_RAW DATA_:
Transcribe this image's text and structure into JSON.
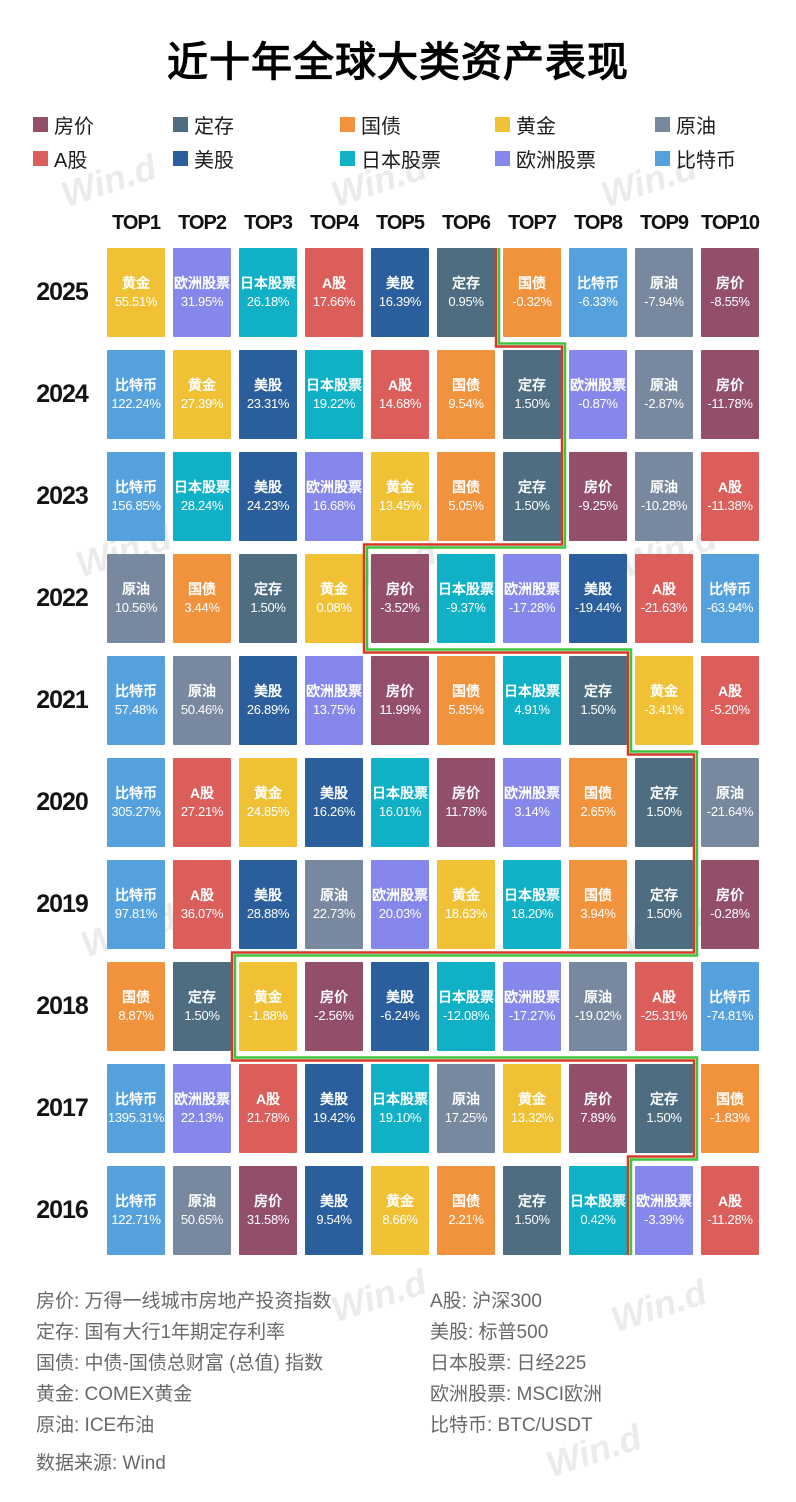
{
  "title": "近十年全球大类资产表现",
  "watermark": {
    "text": "Win.d"
  },
  "legend": [
    {
      "id": "house",
      "label": "房价",
      "color": "#934F6A"
    },
    {
      "id": "deposit",
      "label": "定存",
      "color": "#4E6D80"
    },
    {
      "id": "bond",
      "label": "国债",
      "color": "#F1923D"
    },
    {
      "id": "gold",
      "label": "黄金",
      "color": "#F0C135"
    },
    {
      "id": "oil",
      "label": "原油",
      "color": "#78889E"
    },
    {
      "id": "ashare",
      "label": "A股",
      "color": "#DB5E5B"
    },
    {
      "id": "usstock",
      "label": "美股",
      "color": "#2B5E9C"
    },
    {
      "id": "jpstock",
      "label": "日本股票",
      "color": "#10B1C6"
    },
    {
      "id": "eustock",
      "label": "欧洲股票",
      "color": "#8588EA"
    },
    {
      "id": "bitcoin",
      "label": "比特币",
      "color": "#55A1DD"
    }
  ],
  "chart_data": {
    "type": "table",
    "title": "近十年全球大类资产表现",
    "columns": [
      "TOP1",
      "TOP2",
      "TOP3",
      "TOP4",
      "TOP5",
      "TOP6",
      "TOP7",
      "TOP8",
      "TOP9",
      "TOP10"
    ],
    "rows": [
      {
        "year": "2025",
        "cells": [
          {
            "asset": "黄金",
            "value": "55.51%"
          },
          {
            "asset": "欧洲股票",
            "value": "31.95%"
          },
          {
            "asset": "日本股票",
            "value": "26.18%"
          },
          {
            "asset": "A股",
            "value": "17.66%"
          },
          {
            "asset": "美股",
            "value": "16.39%"
          },
          {
            "asset": "定存",
            "value": "0.95%"
          },
          {
            "asset": "国债",
            "value": "-0.32%"
          },
          {
            "asset": "比特币",
            "value": "-6.33%"
          },
          {
            "asset": "原油",
            "value": "-7.94%"
          },
          {
            "asset": "房价",
            "value": "-8.55%"
          }
        ]
      },
      {
        "year": "2024",
        "cells": [
          {
            "asset": "比特币",
            "value": "122.24%"
          },
          {
            "asset": "黄金",
            "value": "27.39%"
          },
          {
            "asset": "美股",
            "value": "23.31%"
          },
          {
            "asset": "日本股票",
            "value": "19.22%"
          },
          {
            "asset": "A股",
            "value": "14.68%"
          },
          {
            "asset": "国债",
            "value": "9.54%"
          },
          {
            "asset": "定存",
            "value": "1.50%"
          },
          {
            "asset": "欧洲股票",
            "value": "-0.87%"
          },
          {
            "asset": "原油",
            "value": "-2.87%"
          },
          {
            "asset": "房价",
            "value": "-11.78%"
          }
        ]
      },
      {
        "year": "2023",
        "cells": [
          {
            "asset": "比特币",
            "value": "156.85%"
          },
          {
            "asset": "日本股票",
            "value": "28.24%"
          },
          {
            "asset": "美股",
            "value": "24.23%"
          },
          {
            "asset": "欧洲股票",
            "value": "16.68%"
          },
          {
            "asset": "黄金",
            "value": "13.45%"
          },
          {
            "asset": "国债",
            "value": "5.05%"
          },
          {
            "asset": "定存",
            "value": "1.50%"
          },
          {
            "asset": "房价",
            "value": "-9.25%"
          },
          {
            "asset": "原油",
            "value": "-10.28%"
          },
          {
            "asset": "A股",
            "value": "-11.38%"
          }
        ]
      },
      {
        "year": "2022",
        "cells": [
          {
            "asset": "原油",
            "value": "10.56%"
          },
          {
            "asset": "国债",
            "value": "3.44%"
          },
          {
            "asset": "定存",
            "value": "1.50%"
          },
          {
            "asset": "黄金",
            "value": "0.08%"
          },
          {
            "asset": "房价",
            "value": "-3.52%"
          },
          {
            "asset": "日本股票",
            "value": "-9.37%"
          },
          {
            "asset": "欧洲股票",
            "value": "-17.28%"
          },
          {
            "asset": "美股",
            "value": "-19.44%"
          },
          {
            "asset": "A股",
            "value": "-21.63%"
          },
          {
            "asset": "比特币",
            "value": "-63.94%"
          }
        ]
      },
      {
        "year": "2021",
        "cells": [
          {
            "asset": "比特币",
            "value": "57.48%"
          },
          {
            "asset": "原油",
            "value": "50.46%"
          },
          {
            "asset": "美股",
            "value": "26.89%"
          },
          {
            "asset": "欧洲股票",
            "value": "13.75%"
          },
          {
            "asset": "房价",
            "value": "11.99%"
          },
          {
            "asset": "国债",
            "value": "5.85%"
          },
          {
            "asset": "日本股票",
            "value": "4.91%"
          },
          {
            "asset": "定存",
            "value": "1.50%"
          },
          {
            "asset": "黄金",
            "value": "-3.41%"
          },
          {
            "asset": "A股",
            "value": "-5.20%"
          }
        ]
      },
      {
        "year": "2020",
        "cells": [
          {
            "asset": "比特币",
            "value": "305.27%"
          },
          {
            "asset": "A股",
            "value": "27.21%"
          },
          {
            "asset": "黄金",
            "value": "24.85%"
          },
          {
            "asset": "美股",
            "value": "16.26%"
          },
          {
            "asset": "日本股票",
            "value": "16.01%"
          },
          {
            "asset": "房价",
            "value": "11.78%"
          },
          {
            "asset": "欧洲股票",
            "value": "3.14%"
          },
          {
            "asset": "国债",
            "value": "2.65%"
          },
          {
            "asset": "定存",
            "value": "1.50%"
          },
          {
            "asset": "原油",
            "value": "-21.64%"
          }
        ]
      },
      {
        "year": "2019",
        "cells": [
          {
            "asset": "比特币",
            "value": "97.81%"
          },
          {
            "asset": "A股",
            "value": "36.07%"
          },
          {
            "asset": "美股",
            "value": "28.88%"
          },
          {
            "asset": "原油",
            "value": "22.73%"
          },
          {
            "asset": "欧洲股票",
            "value": "20.03%"
          },
          {
            "asset": "黄金",
            "value": "18.63%"
          },
          {
            "asset": "日本股票",
            "value": "18.20%"
          },
          {
            "asset": "国债",
            "value": "3.94%"
          },
          {
            "asset": "定存",
            "value": "1.50%"
          },
          {
            "asset": "房价",
            "value": "-0.28%"
          }
        ]
      },
      {
        "year": "2018",
        "cells": [
          {
            "asset": "国债",
            "value": "8.87%"
          },
          {
            "asset": "定存",
            "value": "1.50%"
          },
          {
            "asset": "黄金",
            "value": "-1.88%"
          },
          {
            "asset": "房价",
            "value": "-2.56%"
          },
          {
            "asset": "美股",
            "value": "-6.24%"
          },
          {
            "asset": "日本股票",
            "value": "-12.08%"
          },
          {
            "asset": "欧洲股票",
            "value": "-17.27%"
          },
          {
            "asset": "原油",
            "value": "-19.02%"
          },
          {
            "asset": "A股",
            "value": "-25.31%"
          },
          {
            "asset": "比特币",
            "value": "-74.81%"
          }
        ]
      },
      {
        "year": "2017",
        "cells": [
          {
            "asset": "比特币",
            "value": "1395.31%"
          },
          {
            "asset": "欧洲股票",
            "value": "22.13%"
          },
          {
            "asset": "A股",
            "value": "21.78%"
          },
          {
            "asset": "美股",
            "value": "19.42%"
          },
          {
            "asset": "日本股票",
            "value": "19.10%"
          },
          {
            "asset": "原油",
            "value": "17.25%"
          },
          {
            "asset": "黄金",
            "value": "13.32%"
          },
          {
            "asset": "房价",
            "value": "7.89%"
          },
          {
            "asset": "定存",
            "value": "1.50%"
          },
          {
            "asset": "国债",
            "value": "-1.83%"
          }
        ]
      },
      {
        "year": "2016",
        "cells": [
          {
            "asset": "比特币",
            "value": "122.71%"
          },
          {
            "asset": "原油",
            "value": "50.65%"
          },
          {
            "asset": "房价",
            "value": "31.58%"
          },
          {
            "asset": "美股",
            "value": "9.54%"
          },
          {
            "asset": "黄金",
            "value": "8.66%"
          },
          {
            "asset": "国债",
            "value": "2.21%"
          },
          {
            "asset": "定存",
            "value": "1.50%"
          },
          {
            "asset": "日本股票",
            "value": "0.42%"
          },
          {
            "asset": "欧洲股票",
            "value": "-3.39%"
          },
          {
            "asset": "A股",
            "value": "-11.28%"
          }
        ]
      }
    ],
    "divider": {
      "meaning": "stepped double line separating positive returns (left) from negative returns (right)",
      "after_rank_per_year": [
        6,
        7,
        7,
        4,
        8,
        9,
        9,
        2,
        9,
        8
      ],
      "red": "#D23B2A",
      "green": "#3FC43F"
    }
  },
  "footnotes": {
    "left": [
      "房价: 万得一线城市房地产投资指数",
      "定存: 国有大行1年期定存利率",
      "国债: 中债-国债总财富 (总值) 指数",
      "黄金: COMEX黄金",
      "原油: ICE布油"
    ],
    "right": [
      "A股: 沪深300",
      "美股: 标普500",
      "日本股票: 日经225",
      "欧洲股票: MSCI欧洲",
      "比特币: BTC/USDT"
    ],
    "source": "数据来源: Wind"
  }
}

_DIRECTIONS_: Copy out each line of the records where the string "text" appears.

_THE ANSWER_:
Transcribe this image's text and structure into JSON.
    "text": "Win.d"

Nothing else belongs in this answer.